Dataset excerpt
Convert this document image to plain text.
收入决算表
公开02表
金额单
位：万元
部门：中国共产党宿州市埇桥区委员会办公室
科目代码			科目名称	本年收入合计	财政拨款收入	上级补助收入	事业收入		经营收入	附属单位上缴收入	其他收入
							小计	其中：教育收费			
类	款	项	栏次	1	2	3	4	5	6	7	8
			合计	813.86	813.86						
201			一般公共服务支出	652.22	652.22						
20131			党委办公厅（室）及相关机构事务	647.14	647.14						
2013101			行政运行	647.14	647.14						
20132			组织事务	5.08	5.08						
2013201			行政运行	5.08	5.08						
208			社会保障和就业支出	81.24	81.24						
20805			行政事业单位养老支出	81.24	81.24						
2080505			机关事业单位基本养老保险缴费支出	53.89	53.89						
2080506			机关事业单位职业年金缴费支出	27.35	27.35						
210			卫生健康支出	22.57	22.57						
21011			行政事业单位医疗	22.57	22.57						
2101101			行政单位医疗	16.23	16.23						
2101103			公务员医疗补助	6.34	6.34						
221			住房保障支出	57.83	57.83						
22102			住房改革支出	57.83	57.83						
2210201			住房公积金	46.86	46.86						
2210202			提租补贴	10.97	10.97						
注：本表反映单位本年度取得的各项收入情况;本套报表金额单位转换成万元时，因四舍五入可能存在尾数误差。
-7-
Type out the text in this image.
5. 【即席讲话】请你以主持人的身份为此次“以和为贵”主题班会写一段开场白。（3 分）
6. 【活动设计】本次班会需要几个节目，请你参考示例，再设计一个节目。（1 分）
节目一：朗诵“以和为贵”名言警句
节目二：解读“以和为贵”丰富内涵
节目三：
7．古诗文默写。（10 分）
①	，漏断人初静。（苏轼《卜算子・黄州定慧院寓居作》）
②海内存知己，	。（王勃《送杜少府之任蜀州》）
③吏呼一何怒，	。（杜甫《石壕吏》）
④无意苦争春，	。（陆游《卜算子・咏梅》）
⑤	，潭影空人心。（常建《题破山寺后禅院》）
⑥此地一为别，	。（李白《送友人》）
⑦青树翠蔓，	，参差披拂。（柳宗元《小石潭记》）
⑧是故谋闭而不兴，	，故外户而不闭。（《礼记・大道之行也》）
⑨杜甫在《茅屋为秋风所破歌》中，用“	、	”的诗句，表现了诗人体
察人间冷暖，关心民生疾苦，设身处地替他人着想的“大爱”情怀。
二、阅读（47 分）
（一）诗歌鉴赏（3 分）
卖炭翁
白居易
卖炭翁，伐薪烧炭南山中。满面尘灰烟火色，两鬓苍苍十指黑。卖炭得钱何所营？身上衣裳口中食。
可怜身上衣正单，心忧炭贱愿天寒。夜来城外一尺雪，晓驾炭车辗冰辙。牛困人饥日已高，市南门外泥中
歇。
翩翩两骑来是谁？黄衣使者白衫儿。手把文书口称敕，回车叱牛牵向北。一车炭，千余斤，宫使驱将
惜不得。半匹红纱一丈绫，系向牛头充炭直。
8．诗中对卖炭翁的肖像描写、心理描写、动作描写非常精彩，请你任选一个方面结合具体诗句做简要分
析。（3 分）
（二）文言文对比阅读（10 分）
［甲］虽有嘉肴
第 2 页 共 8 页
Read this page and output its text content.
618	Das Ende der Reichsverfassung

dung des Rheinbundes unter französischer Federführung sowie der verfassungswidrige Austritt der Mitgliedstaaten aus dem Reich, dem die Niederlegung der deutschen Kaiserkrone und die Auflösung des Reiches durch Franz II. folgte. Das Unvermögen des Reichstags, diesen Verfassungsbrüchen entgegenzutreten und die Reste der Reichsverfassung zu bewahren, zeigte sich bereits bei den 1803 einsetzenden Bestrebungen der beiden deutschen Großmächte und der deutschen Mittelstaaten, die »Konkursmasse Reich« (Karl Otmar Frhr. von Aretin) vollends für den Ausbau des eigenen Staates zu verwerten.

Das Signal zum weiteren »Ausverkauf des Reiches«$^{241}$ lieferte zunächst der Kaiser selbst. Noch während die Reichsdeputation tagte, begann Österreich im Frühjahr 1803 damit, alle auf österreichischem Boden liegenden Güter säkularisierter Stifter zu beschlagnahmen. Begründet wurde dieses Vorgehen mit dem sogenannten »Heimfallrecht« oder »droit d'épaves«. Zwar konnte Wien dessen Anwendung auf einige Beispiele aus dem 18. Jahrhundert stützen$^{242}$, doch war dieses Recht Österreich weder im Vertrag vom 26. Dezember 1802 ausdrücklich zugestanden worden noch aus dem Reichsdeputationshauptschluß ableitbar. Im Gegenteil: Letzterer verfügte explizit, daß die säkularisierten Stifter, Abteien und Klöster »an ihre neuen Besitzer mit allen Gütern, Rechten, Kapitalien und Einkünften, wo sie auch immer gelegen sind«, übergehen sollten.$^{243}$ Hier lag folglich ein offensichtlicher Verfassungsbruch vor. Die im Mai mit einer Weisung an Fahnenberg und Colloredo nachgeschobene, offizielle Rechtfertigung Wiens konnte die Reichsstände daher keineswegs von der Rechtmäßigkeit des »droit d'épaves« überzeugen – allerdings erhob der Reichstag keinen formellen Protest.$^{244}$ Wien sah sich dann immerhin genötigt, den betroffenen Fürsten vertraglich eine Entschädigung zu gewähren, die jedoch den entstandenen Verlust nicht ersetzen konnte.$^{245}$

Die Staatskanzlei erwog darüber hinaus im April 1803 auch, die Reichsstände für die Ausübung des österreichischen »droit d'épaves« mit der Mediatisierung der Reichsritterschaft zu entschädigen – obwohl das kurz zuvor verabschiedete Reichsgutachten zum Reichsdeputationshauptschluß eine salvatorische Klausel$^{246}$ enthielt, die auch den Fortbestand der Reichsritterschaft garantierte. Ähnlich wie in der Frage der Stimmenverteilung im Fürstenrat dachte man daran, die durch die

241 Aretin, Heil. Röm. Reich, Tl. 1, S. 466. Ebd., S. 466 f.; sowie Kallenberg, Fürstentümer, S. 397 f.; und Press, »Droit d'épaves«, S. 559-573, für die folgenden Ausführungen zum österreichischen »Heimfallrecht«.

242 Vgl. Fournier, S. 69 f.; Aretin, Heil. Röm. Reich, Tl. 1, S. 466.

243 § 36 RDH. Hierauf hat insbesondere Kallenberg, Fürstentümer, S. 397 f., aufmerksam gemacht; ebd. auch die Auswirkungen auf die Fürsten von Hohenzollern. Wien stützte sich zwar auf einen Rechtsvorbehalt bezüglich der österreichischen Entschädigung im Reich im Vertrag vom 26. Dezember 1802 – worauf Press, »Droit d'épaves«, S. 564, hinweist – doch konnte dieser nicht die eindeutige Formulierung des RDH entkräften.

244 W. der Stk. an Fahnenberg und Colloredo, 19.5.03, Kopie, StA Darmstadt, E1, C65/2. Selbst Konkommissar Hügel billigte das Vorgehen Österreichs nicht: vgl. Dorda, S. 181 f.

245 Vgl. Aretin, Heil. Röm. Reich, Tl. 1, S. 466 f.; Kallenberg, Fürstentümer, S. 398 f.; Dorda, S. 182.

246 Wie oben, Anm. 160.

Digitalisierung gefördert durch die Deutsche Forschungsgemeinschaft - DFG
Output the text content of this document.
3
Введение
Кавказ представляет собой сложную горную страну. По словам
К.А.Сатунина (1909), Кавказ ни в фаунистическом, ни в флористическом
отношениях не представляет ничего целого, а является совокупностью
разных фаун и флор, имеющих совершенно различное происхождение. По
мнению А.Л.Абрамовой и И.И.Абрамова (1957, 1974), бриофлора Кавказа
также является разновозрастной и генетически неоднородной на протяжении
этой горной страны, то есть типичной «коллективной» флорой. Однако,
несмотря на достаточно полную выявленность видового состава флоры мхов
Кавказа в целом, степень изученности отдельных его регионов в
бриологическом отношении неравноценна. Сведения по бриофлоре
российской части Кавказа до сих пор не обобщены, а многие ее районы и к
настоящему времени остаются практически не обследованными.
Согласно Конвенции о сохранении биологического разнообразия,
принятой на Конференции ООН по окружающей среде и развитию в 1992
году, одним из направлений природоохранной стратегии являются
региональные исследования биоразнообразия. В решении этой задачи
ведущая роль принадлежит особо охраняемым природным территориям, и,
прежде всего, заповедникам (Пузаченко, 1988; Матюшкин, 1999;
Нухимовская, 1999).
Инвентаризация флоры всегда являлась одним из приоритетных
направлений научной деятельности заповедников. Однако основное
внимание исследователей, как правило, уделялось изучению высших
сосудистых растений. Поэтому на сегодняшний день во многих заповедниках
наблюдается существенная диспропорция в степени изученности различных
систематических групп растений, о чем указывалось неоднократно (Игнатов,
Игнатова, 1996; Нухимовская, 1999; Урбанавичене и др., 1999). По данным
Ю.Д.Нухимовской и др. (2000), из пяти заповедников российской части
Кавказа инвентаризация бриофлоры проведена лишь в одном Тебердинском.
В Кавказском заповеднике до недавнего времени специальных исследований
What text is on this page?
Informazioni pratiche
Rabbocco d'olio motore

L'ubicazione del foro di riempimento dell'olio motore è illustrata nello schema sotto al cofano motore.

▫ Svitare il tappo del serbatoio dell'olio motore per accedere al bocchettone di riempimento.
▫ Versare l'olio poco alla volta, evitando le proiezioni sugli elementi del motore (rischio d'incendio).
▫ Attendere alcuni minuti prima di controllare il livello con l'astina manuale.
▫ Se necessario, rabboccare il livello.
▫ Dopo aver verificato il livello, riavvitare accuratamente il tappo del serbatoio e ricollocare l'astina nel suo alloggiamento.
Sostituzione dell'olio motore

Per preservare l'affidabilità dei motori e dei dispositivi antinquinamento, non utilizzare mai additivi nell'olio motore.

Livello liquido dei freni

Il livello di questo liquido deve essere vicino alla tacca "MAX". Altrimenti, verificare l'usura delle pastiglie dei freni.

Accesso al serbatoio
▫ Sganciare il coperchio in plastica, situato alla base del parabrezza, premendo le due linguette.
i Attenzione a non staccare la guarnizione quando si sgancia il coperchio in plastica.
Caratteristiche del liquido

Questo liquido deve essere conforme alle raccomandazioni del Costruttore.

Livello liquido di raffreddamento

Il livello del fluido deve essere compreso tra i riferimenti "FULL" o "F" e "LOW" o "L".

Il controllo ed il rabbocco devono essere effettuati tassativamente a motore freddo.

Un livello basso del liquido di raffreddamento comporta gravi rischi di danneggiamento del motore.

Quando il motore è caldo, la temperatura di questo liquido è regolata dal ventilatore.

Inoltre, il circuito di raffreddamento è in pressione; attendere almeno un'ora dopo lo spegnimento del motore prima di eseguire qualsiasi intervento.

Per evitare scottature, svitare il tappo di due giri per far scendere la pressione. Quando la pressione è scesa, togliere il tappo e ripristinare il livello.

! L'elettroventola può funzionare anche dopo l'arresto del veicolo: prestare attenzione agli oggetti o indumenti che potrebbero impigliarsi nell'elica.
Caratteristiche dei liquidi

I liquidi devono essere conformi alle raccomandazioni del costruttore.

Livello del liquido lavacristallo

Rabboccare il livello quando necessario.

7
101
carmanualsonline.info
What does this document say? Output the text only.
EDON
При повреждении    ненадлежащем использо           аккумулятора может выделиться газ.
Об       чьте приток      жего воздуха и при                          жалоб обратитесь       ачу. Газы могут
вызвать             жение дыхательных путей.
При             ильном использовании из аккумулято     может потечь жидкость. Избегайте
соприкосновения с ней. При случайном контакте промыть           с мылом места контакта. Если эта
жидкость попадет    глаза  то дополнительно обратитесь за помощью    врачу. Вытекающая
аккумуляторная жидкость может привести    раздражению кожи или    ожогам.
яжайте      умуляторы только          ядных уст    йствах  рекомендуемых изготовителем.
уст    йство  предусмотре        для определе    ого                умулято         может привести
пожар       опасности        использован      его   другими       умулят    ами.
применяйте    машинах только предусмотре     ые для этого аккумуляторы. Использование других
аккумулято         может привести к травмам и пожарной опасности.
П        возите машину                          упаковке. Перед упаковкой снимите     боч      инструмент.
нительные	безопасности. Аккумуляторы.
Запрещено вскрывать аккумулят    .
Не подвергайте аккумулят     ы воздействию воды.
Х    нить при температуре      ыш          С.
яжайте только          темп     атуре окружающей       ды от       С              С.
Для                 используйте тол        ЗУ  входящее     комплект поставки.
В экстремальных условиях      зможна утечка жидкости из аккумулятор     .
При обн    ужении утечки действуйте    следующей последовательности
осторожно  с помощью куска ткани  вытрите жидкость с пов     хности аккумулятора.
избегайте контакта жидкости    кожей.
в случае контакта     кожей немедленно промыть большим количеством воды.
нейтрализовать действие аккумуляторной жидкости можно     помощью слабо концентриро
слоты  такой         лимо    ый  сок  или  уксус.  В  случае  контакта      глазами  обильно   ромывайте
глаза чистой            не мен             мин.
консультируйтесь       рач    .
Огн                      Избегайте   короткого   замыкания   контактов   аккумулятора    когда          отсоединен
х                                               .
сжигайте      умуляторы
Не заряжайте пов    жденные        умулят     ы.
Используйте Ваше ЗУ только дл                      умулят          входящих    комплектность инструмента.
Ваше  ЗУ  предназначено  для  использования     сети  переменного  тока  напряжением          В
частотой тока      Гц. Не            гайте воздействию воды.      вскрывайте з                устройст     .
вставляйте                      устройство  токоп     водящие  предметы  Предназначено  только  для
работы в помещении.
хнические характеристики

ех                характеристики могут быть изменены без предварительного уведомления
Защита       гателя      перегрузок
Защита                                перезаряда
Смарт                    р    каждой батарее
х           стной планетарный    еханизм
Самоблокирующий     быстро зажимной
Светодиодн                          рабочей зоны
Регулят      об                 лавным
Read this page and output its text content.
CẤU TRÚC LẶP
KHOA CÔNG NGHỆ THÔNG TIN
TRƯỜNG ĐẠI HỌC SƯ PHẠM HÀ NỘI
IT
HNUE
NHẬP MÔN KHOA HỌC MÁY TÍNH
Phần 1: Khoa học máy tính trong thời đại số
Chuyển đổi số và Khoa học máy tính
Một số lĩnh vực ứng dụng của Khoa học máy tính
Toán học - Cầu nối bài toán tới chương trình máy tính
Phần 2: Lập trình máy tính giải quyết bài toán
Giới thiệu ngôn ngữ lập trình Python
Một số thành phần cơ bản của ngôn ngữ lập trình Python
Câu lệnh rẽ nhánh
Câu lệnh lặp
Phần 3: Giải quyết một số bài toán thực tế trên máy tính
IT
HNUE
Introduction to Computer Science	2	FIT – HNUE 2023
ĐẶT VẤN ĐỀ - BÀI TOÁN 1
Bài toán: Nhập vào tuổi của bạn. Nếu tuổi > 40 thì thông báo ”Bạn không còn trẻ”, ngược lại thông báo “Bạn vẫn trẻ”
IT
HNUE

§ **Given exercise**
Determine how many lines in the records contain "devono", and reply with the number only.

§ **Response to the task**
2